Exercise: Please give the count of lines holding the string "anlatıyosun" and nothing besides.

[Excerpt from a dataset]
══════

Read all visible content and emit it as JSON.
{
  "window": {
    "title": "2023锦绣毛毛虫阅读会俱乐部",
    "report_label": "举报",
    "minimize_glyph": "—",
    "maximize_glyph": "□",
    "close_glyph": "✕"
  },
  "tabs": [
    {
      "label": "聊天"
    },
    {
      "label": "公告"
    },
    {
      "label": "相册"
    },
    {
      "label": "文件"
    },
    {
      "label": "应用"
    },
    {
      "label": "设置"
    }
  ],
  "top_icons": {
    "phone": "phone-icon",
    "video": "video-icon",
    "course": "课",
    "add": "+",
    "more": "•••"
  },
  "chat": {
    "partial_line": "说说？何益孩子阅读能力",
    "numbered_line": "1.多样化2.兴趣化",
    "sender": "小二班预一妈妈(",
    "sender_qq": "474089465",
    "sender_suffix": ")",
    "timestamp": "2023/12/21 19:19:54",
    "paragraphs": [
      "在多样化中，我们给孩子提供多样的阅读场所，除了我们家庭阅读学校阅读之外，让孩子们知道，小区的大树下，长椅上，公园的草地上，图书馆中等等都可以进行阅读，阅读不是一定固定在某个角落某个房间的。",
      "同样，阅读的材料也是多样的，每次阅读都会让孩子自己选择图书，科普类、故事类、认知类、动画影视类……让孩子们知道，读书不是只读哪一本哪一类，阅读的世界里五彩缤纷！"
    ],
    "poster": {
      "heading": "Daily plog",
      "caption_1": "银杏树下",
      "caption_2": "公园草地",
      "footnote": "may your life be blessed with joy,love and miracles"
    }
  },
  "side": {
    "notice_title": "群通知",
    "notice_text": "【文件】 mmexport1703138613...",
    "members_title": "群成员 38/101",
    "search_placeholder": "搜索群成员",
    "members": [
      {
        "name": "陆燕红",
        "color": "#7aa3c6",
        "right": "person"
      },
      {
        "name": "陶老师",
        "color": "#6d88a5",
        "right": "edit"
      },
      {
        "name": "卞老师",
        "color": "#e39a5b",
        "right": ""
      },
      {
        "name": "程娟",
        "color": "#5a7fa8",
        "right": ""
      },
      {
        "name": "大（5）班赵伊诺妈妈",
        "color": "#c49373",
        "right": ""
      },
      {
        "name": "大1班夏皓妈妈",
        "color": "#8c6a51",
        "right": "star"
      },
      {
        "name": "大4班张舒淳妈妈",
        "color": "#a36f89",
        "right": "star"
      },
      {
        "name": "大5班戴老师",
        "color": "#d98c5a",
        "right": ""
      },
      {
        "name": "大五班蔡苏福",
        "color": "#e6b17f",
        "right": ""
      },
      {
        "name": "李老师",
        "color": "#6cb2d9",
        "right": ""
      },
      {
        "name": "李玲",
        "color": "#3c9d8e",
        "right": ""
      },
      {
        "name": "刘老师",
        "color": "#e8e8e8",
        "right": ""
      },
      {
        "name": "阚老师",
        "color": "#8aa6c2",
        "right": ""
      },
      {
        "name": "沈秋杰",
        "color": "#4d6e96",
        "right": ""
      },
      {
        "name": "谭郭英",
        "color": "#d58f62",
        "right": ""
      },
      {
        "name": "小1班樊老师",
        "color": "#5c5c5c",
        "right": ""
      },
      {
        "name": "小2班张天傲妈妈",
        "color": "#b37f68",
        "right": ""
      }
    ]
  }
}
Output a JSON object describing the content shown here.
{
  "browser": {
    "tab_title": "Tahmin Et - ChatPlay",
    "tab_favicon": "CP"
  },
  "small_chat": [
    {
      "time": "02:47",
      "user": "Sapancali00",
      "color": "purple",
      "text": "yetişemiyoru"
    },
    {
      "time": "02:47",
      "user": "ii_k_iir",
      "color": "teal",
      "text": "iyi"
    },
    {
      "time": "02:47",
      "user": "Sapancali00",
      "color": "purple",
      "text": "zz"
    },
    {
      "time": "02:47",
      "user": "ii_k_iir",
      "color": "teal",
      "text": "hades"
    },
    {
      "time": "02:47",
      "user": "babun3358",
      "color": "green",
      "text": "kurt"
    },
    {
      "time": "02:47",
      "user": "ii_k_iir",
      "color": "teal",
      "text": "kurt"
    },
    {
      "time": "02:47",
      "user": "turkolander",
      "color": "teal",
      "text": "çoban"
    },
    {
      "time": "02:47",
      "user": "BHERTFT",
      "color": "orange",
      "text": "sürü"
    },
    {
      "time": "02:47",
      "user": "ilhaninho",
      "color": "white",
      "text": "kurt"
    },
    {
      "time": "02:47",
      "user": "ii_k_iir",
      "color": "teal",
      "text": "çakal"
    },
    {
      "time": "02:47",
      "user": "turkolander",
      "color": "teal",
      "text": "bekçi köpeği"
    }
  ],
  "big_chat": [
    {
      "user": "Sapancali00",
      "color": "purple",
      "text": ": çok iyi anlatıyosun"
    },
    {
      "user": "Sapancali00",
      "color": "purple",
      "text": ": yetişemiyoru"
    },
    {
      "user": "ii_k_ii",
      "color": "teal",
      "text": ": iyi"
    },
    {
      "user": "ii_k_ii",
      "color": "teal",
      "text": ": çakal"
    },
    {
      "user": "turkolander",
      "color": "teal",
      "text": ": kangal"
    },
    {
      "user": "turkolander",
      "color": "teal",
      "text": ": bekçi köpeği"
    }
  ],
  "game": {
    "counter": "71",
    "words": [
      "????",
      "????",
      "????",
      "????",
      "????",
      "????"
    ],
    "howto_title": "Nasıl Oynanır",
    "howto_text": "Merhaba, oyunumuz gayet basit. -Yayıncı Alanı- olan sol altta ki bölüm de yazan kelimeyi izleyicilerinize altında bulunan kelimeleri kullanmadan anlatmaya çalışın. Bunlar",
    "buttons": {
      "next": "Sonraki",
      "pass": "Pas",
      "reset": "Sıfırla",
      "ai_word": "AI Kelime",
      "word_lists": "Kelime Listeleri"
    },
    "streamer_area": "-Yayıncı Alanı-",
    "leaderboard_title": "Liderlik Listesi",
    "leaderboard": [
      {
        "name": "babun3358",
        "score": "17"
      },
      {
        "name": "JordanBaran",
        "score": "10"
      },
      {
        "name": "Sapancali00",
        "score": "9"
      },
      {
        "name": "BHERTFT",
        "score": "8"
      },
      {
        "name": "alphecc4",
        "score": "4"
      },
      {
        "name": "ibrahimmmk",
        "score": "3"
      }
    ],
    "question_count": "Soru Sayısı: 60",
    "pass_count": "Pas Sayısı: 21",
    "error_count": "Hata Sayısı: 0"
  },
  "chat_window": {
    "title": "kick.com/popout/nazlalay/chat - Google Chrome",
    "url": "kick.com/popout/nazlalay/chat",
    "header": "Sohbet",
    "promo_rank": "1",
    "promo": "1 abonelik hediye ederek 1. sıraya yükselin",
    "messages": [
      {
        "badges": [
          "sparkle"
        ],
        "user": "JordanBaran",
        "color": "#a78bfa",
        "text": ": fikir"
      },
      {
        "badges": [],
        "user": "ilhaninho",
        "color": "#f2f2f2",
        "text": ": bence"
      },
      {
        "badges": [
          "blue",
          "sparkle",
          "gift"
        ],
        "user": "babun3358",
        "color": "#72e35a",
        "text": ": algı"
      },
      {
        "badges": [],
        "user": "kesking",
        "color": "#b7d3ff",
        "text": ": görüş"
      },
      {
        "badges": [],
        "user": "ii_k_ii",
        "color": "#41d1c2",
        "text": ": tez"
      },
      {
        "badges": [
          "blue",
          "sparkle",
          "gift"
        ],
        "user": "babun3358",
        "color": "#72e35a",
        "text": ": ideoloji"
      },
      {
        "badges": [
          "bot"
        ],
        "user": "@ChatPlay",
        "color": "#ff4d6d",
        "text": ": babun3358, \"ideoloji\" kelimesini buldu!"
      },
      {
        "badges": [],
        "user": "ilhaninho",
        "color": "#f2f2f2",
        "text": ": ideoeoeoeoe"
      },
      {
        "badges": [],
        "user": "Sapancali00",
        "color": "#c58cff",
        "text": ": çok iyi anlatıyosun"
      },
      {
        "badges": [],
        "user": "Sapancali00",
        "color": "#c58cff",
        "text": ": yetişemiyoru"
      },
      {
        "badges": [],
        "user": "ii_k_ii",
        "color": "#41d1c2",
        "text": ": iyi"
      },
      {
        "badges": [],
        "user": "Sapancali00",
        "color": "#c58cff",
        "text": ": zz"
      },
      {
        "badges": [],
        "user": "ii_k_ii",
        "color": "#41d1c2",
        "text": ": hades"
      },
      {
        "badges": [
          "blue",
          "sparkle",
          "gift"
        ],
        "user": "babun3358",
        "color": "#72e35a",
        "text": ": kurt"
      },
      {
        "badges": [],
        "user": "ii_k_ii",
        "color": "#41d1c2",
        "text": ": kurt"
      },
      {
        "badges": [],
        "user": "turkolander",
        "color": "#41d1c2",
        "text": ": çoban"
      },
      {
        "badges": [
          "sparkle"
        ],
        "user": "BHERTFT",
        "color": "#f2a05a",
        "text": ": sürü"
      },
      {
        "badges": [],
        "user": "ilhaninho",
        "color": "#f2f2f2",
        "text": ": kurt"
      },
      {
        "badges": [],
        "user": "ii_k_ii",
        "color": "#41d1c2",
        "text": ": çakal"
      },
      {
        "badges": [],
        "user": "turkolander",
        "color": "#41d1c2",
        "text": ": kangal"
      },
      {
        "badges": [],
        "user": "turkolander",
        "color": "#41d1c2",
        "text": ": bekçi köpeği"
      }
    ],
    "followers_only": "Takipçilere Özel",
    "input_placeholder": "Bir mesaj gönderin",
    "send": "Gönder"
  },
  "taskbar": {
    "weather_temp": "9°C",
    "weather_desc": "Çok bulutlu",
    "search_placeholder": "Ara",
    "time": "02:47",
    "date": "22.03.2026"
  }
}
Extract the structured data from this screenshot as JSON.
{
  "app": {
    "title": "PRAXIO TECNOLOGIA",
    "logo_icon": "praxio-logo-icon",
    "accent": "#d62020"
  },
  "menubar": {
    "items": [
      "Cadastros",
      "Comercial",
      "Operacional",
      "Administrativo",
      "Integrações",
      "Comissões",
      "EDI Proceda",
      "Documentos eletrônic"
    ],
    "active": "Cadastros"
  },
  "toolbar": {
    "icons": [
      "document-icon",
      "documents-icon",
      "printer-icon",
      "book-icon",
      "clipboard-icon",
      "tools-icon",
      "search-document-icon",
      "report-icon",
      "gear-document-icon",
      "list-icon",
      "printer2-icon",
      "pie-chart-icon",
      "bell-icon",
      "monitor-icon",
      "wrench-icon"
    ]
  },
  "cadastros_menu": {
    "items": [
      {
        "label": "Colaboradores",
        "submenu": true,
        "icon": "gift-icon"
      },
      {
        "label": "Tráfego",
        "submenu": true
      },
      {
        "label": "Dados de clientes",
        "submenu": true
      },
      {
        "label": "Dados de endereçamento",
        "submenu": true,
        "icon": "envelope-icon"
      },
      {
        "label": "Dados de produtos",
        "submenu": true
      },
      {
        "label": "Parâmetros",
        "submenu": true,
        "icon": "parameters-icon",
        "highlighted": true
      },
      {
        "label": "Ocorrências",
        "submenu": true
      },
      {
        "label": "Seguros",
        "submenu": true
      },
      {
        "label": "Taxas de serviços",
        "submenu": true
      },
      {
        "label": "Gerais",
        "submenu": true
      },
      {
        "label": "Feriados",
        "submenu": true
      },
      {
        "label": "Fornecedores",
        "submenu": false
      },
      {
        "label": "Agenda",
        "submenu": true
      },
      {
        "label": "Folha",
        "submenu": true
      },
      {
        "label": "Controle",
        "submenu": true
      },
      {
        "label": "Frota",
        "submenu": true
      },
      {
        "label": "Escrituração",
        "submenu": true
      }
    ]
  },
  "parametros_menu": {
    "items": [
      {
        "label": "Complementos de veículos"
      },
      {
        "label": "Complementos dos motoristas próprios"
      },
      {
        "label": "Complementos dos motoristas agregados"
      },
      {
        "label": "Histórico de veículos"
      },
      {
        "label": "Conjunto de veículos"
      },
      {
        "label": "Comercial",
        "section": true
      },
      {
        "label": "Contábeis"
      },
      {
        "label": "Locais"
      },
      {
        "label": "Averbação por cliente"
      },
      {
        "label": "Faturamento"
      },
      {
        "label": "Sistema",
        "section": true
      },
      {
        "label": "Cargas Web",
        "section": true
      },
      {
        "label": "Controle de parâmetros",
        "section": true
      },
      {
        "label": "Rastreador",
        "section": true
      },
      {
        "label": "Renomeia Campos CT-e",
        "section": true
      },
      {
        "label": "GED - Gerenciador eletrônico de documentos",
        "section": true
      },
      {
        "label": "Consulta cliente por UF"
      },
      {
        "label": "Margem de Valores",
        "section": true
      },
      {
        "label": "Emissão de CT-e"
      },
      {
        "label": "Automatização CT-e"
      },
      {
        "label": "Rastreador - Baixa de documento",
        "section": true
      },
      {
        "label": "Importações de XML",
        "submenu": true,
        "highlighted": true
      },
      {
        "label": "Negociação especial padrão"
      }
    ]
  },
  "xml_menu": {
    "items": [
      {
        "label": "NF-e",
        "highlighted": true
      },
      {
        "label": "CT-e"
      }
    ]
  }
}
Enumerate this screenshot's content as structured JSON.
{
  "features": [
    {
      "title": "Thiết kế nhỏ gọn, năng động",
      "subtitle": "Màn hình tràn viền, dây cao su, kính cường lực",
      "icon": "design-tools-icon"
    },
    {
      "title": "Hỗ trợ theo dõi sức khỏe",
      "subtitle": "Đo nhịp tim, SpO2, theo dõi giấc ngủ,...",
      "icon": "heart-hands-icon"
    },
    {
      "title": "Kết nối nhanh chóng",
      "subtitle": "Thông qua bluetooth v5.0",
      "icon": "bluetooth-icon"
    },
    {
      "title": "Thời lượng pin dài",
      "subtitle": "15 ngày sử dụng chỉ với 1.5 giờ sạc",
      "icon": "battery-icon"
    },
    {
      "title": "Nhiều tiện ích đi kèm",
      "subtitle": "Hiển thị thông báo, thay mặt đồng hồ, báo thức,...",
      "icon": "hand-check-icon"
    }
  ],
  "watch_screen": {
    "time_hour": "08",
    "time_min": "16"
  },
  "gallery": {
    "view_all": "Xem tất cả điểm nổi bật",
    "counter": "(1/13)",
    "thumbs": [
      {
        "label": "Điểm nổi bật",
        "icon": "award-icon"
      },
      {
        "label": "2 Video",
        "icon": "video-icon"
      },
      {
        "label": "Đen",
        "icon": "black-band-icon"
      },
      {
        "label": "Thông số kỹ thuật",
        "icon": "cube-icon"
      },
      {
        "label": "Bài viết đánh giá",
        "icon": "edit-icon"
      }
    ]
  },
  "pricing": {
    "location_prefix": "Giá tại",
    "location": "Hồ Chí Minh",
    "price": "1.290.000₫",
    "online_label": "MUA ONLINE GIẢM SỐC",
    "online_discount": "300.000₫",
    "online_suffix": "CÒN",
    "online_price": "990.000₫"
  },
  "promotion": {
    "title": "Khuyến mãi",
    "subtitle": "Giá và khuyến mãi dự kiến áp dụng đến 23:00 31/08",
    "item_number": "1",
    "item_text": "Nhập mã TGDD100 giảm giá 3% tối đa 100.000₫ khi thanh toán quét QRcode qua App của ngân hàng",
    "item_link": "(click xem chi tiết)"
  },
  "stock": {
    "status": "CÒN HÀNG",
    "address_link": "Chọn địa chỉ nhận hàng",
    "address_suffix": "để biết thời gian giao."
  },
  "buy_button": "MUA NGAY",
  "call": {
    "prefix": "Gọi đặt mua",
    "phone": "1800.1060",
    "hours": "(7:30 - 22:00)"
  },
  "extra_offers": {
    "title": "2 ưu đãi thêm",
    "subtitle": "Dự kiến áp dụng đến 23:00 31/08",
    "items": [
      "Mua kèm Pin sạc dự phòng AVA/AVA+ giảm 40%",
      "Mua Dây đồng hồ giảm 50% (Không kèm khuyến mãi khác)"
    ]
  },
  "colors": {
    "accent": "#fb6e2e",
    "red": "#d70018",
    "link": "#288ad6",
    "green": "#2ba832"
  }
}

══════

Completed exercise: 2